▼

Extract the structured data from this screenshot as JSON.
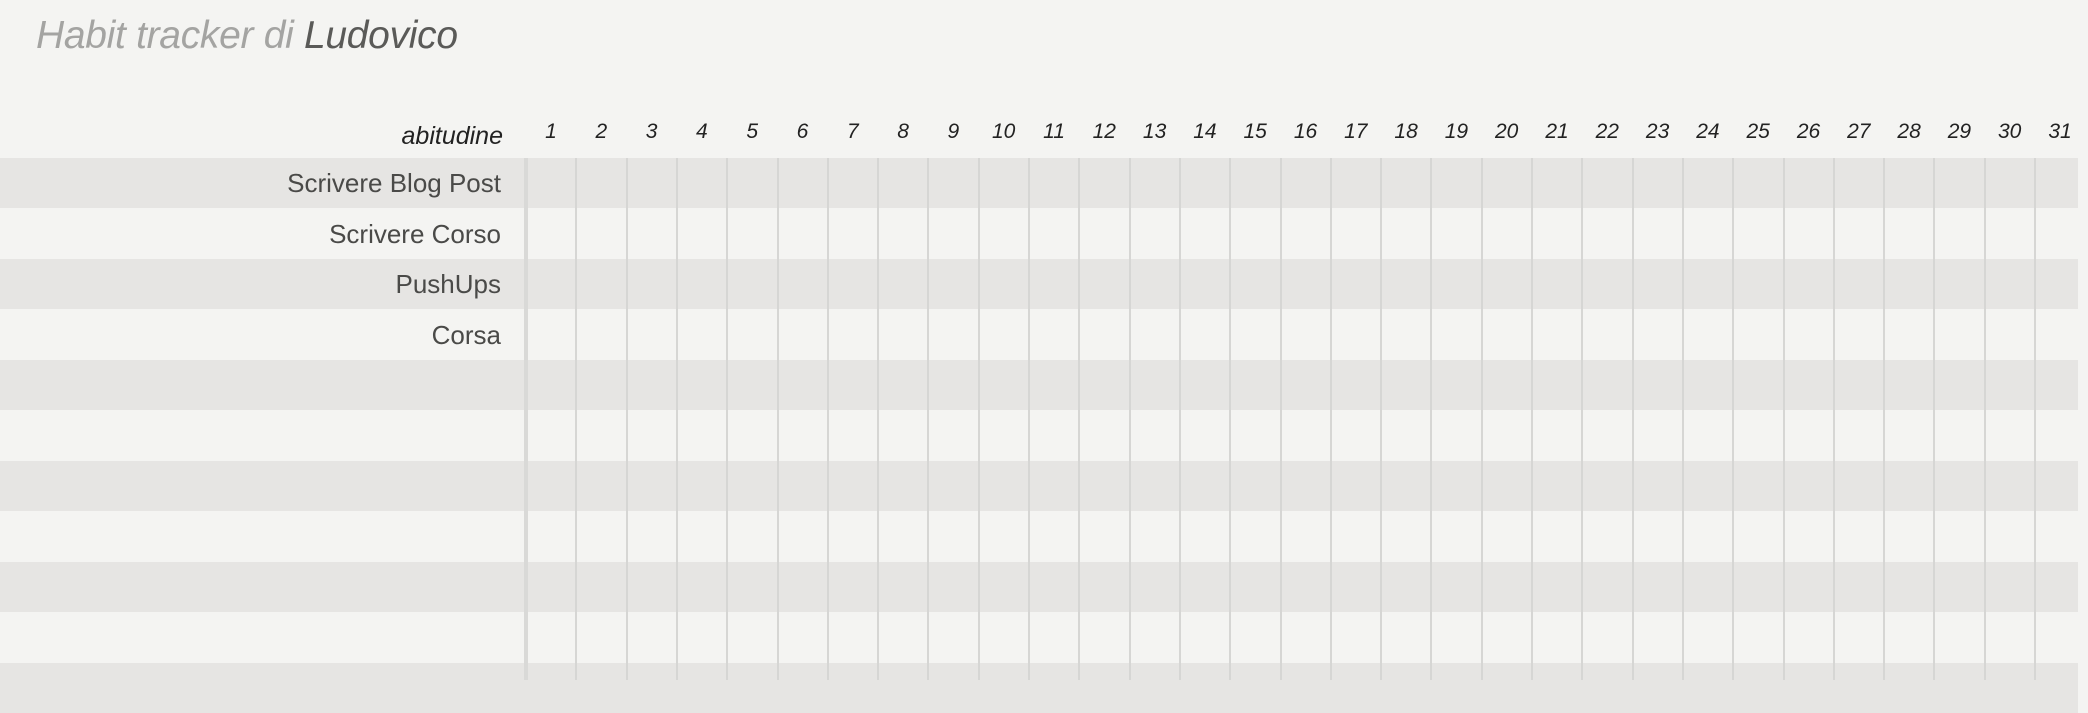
{
  "title": {
    "prefix": "Habit tracker di",
    "name": "Ludovico"
  },
  "table": {
    "habit_column_label": "abitudine",
    "days": [
      "1",
      "2",
      "3",
      "4",
      "5",
      "6",
      "7",
      "8",
      "9",
      "10",
      "11",
      "12",
      "13",
      "14",
      "15",
      "16",
      "17",
      "18",
      "19",
      "20",
      "21",
      "22",
      "23",
      "24",
      "25",
      "26",
      "27",
      "28",
      "29",
      "30",
      "31"
    ],
    "rows": [
      {
        "label": "Scrivere Blog Post"
      },
      {
        "label": "Scrivere Corso"
      },
      {
        "label": "PushUps"
      },
      {
        "label": "Corsa"
      },
      {
        "label": ""
      },
      {
        "label": ""
      },
      {
        "label": ""
      },
      {
        "label": ""
      },
      {
        "label": ""
      },
      {
        "label": ""
      },
      {
        "label": ""
      }
    ]
  },
  "colors": {
    "background": "#f4f4f2",
    "row_shade": "#e6e5e3",
    "grid_line": "#d6d6d4",
    "title_light": "#a4a4a2",
    "title_dark": "#5a5a58"
  }
}
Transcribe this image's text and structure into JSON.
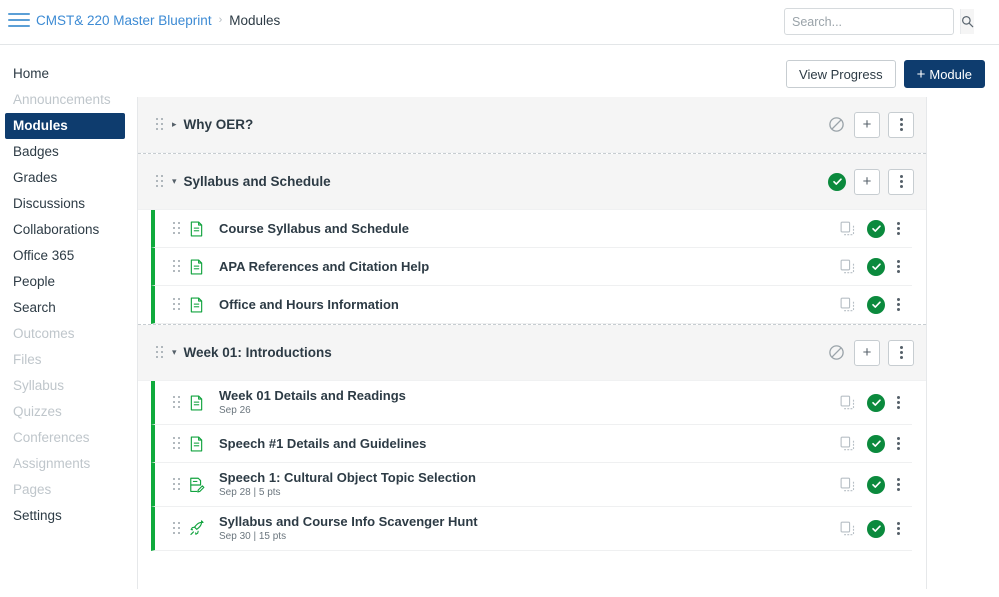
{
  "topbar": {
    "menu_icon": "hamburger-icon",
    "breadcrumb": {
      "course": "CMST& 220 Master Blueprint",
      "separator": "›",
      "current": "Modules"
    },
    "search": {
      "placeholder": "Search...",
      "value": "",
      "button_icon": "search-icon"
    }
  },
  "sidebar": {
    "items": [
      {
        "label": "Home",
        "state": "normal"
      },
      {
        "label": "Announcements",
        "state": "dim"
      },
      {
        "label": "Modules",
        "state": "active"
      },
      {
        "label": "Badges",
        "state": "normal"
      },
      {
        "label": "Grades",
        "state": "normal"
      },
      {
        "label": "Discussions",
        "state": "normal"
      },
      {
        "label": "Collaborations",
        "state": "normal"
      },
      {
        "label": "Office 365",
        "state": "normal"
      },
      {
        "label": "People",
        "state": "normal"
      },
      {
        "label": "Search",
        "state": "normal"
      },
      {
        "label": "Outcomes",
        "state": "dim"
      },
      {
        "label": "Files",
        "state": "dim"
      },
      {
        "label": "Syllabus",
        "state": "dim"
      },
      {
        "label": "Quizzes",
        "state": "dim"
      },
      {
        "label": "Conferences",
        "state": "dim"
      },
      {
        "label": "Assignments",
        "state": "dim"
      },
      {
        "label": "Pages",
        "state": "dim"
      },
      {
        "label": "Settings",
        "state": "normal"
      }
    ]
  },
  "toolbar": {
    "view_progress_label": "View Progress",
    "add_module_plus": "+",
    "add_module_label": "Module"
  },
  "colors": {
    "brand_navy": "#0e3c6e",
    "link_blue": "#3d8bd4",
    "published_green": "#0b8a3d",
    "item_rail_green": "#0faa3c",
    "header_gray": "#f5f5f5"
  },
  "modules": [
    {
      "title": "Why OER?",
      "expanded": false,
      "twisty": "▸",
      "status": "unpublished",
      "status_icon": "circle-slash-icon",
      "add_label": "+",
      "menu_icon": "kebab-menu-icon",
      "items": []
    },
    {
      "title": "Syllabus and Schedule",
      "expanded": true,
      "twisty": "▾",
      "status": "published",
      "status_icon": "check-circle-icon",
      "add_label": "+",
      "menu_icon": "kebab-menu-icon",
      "items": [
        {
          "title": "Course Syllabus and Schedule",
          "subtitle": "",
          "type_icon": "page-icon",
          "status": "published",
          "copy_icon": "duplicate-icon",
          "menu_icon": "kebab-menu-icon"
        },
        {
          "title": "APA References and Citation Help",
          "subtitle": "",
          "type_icon": "page-icon",
          "status": "published",
          "copy_icon": "duplicate-icon",
          "menu_icon": "kebab-menu-icon"
        },
        {
          "title": "Office and Hours Information",
          "subtitle": "",
          "type_icon": "page-icon",
          "status": "published",
          "copy_icon": "duplicate-icon",
          "menu_icon": "kebab-menu-icon"
        }
      ]
    },
    {
      "title": "Week 01: Introductions",
      "expanded": true,
      "twisty": "▾",
      "status": "unpublished",
      "status_icon": "circle-slash-icon",
      "add_label": "+",
      "menu_icon": "kebab-menu-icon",
      "items": [
        {
          "title": "Week 01 Details and Readings",
          "subtitle": "Sep 26",
          "type_icon": "page-icon",
          "status": "published",
          "copy_icon": "duplicate-icon",
          "menu_icon": "kebab-menu-icon"
        },
        {
          "title": "Speech #1 Details and Guidelines",
          "subtitle": "",
          "type_icon": "page-icon",
          "status": "published",
          "copy_icon": "duplicate-icon",
          "menu_icon": "kebab-menu-icon"
        },
        {
          "title": "Speech 1: Cultural Object Topic Selection",
          "subtitle": "Sep 28  |  5 pts",
          "type_icon": "assignment-icon",
          "status": "published",
          "copy_icon": "duplicate-icon",
          "menu_icon": "kebab-menu-icon"
        },
        {
          "title": "Syllabus and Course Info Scavenger Hunt",
          "subtitle": "Sep 30  |  15 pts",
          "type_icon": "rocket-quiz-icon",
          "status": "published",
          "copy_icon": "duplicate-icon",
          "menu_icon": "kebab-menu-icon"
        }
      ]
    }
  ]
}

▲

*INSTRUCTIONS TO FOLLOW*
Find each line holding "JSON". Copy it out.

*RESULT*
Extract the structured data from this screenshot as JSON.
Transcribe this image's text and structure into JSON.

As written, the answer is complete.